## start Provided data

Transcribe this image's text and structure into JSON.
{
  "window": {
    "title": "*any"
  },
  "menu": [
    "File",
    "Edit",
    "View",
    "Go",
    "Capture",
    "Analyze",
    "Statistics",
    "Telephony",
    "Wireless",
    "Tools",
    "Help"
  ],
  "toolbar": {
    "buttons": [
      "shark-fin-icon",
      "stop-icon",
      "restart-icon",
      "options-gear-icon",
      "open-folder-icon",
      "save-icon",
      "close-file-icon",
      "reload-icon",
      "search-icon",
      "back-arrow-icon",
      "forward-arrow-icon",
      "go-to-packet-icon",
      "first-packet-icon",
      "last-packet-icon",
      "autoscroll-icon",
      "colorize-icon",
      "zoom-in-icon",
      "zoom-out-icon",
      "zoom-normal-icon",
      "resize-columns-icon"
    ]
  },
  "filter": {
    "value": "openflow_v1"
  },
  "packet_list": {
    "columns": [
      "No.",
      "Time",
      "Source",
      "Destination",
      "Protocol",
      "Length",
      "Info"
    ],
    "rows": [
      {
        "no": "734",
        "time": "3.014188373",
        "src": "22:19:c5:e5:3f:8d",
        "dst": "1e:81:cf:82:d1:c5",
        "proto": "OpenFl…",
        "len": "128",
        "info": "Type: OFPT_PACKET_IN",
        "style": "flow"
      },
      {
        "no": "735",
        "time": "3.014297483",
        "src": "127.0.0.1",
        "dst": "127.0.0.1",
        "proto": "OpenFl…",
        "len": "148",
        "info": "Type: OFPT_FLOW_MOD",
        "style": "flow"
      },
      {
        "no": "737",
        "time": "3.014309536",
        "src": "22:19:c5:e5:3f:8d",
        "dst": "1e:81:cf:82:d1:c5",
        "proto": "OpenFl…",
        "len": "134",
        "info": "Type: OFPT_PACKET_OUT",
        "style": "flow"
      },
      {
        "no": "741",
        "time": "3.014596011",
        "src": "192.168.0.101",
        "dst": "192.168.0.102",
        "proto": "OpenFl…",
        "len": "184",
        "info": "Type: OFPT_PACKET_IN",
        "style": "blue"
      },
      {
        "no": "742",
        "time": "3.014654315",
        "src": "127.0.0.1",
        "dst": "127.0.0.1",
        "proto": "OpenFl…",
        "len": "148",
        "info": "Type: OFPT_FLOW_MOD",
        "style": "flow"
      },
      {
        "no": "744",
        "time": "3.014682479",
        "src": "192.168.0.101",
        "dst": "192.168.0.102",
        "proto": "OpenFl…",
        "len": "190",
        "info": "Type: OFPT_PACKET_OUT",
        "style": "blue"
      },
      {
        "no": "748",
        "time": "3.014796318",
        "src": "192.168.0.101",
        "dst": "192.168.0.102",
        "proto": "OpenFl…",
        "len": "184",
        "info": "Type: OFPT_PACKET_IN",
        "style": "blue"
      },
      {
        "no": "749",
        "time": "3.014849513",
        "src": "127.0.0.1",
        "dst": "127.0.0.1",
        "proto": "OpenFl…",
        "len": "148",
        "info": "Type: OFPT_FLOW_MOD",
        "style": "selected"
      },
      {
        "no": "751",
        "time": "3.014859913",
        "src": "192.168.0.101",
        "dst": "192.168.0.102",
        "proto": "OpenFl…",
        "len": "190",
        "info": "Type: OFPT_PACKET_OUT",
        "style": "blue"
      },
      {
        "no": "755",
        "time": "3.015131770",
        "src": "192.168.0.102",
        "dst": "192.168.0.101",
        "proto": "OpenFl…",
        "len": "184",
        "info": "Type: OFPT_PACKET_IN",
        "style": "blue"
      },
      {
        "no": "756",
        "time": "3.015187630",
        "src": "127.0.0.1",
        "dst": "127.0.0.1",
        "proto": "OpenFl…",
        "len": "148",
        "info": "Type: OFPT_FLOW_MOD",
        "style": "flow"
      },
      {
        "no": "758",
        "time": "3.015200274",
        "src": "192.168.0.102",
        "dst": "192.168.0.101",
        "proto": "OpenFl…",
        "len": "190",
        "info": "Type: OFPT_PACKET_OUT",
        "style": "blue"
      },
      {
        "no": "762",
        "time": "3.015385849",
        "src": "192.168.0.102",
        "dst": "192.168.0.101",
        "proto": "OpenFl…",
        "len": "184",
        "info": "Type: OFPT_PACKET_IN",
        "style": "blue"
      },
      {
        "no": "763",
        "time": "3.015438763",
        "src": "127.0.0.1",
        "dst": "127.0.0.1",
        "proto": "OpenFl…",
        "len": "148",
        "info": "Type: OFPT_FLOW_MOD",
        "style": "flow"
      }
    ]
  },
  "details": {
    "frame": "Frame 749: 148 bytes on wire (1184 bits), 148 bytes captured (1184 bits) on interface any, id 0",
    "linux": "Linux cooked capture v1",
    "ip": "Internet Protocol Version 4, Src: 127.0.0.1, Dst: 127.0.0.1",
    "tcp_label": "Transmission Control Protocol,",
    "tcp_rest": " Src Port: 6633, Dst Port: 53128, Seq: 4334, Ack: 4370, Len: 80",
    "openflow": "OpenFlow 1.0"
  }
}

## end Provided data
## start Provided data

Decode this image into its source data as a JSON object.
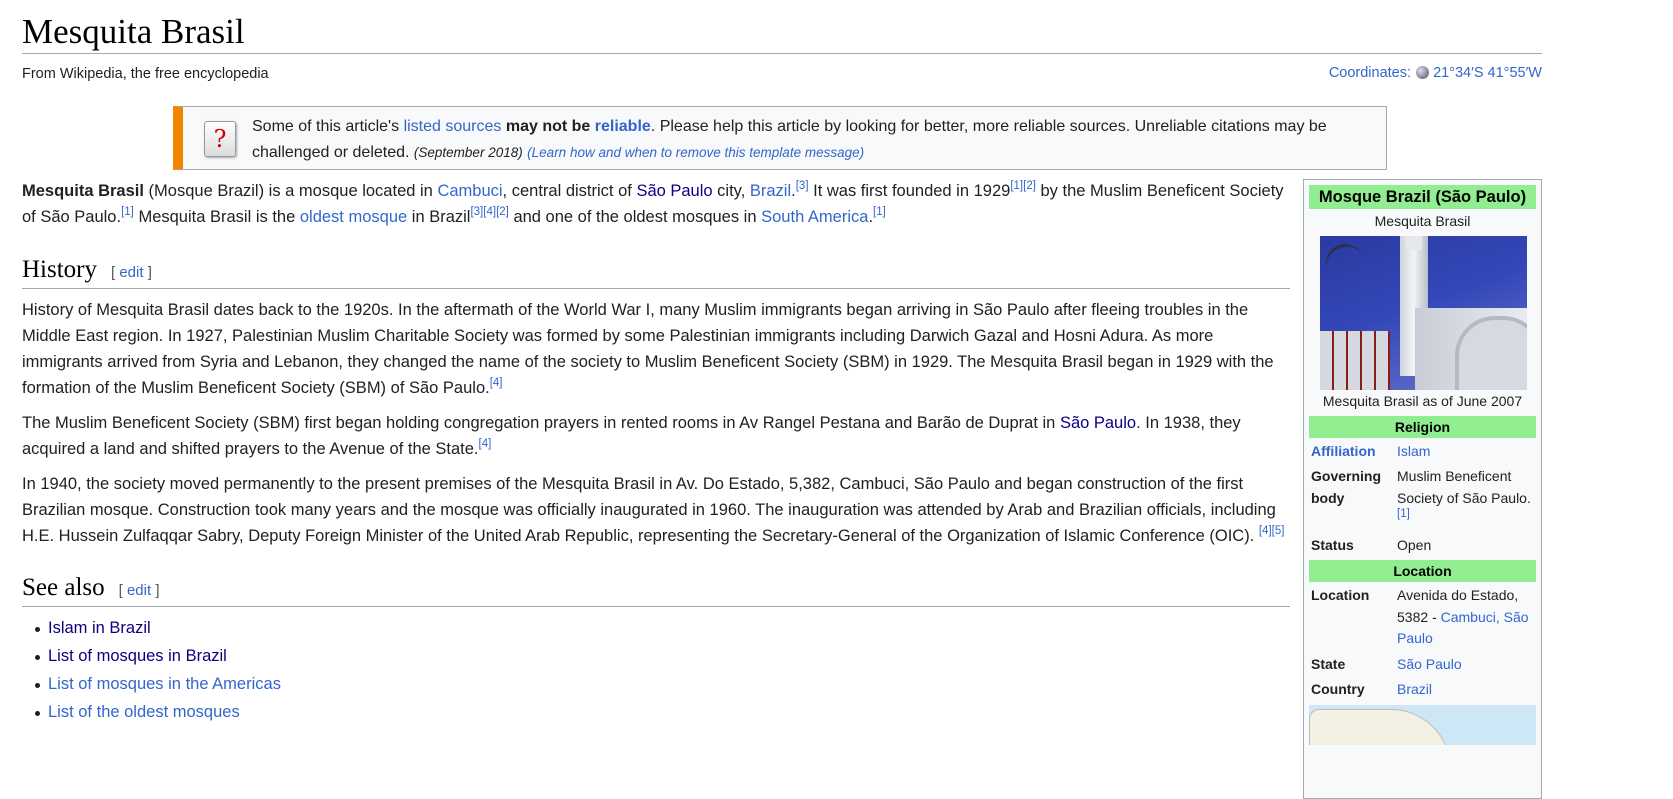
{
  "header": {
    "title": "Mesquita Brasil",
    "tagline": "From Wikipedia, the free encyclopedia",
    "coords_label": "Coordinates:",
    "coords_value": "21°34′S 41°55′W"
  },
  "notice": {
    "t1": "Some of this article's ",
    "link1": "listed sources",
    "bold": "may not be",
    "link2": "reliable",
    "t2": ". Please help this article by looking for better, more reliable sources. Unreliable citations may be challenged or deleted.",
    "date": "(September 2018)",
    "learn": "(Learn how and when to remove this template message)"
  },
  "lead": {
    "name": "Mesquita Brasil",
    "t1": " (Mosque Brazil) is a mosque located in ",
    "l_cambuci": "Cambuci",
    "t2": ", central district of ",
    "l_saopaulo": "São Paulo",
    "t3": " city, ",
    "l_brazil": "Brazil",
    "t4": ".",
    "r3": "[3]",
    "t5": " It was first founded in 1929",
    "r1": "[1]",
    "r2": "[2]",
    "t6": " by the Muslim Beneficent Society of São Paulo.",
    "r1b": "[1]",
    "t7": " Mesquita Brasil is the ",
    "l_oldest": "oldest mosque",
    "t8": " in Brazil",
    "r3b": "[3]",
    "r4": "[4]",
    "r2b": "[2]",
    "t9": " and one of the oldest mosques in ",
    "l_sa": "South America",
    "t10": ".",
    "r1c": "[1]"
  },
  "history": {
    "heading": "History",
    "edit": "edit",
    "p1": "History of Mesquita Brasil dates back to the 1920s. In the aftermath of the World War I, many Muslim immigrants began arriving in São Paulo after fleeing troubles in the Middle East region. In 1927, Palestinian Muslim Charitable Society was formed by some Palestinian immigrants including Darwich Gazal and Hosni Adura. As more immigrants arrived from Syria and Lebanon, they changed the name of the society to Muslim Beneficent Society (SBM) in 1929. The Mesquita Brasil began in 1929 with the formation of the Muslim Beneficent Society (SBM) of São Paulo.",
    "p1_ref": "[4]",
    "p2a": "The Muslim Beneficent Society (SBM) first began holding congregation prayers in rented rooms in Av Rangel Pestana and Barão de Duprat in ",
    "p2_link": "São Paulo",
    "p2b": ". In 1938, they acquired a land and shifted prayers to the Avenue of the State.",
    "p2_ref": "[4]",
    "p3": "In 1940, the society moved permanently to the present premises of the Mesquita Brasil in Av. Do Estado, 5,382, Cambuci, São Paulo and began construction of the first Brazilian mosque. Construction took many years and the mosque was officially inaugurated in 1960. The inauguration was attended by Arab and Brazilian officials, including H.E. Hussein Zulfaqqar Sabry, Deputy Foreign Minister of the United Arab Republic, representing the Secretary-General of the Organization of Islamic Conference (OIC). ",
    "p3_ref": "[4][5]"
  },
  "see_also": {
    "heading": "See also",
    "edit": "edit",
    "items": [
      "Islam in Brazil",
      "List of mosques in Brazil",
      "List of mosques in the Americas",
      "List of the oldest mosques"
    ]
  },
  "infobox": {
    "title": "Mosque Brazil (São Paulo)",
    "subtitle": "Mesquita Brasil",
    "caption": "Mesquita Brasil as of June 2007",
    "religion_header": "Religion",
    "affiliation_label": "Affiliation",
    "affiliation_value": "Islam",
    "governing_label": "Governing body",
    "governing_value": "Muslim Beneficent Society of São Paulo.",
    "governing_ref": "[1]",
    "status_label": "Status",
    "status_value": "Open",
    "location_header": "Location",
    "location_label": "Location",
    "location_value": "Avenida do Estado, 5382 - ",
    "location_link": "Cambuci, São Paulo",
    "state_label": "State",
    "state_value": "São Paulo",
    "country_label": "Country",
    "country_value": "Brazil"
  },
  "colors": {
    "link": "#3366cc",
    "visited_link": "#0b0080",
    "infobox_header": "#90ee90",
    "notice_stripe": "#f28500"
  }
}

## end Provided data

_Task statement_
Select and copy each line from the data that includes the word "zoom".

_Solution_
      "zoom-in-icon",
      "zoom-out-icon",
      "zoom-normal-icon",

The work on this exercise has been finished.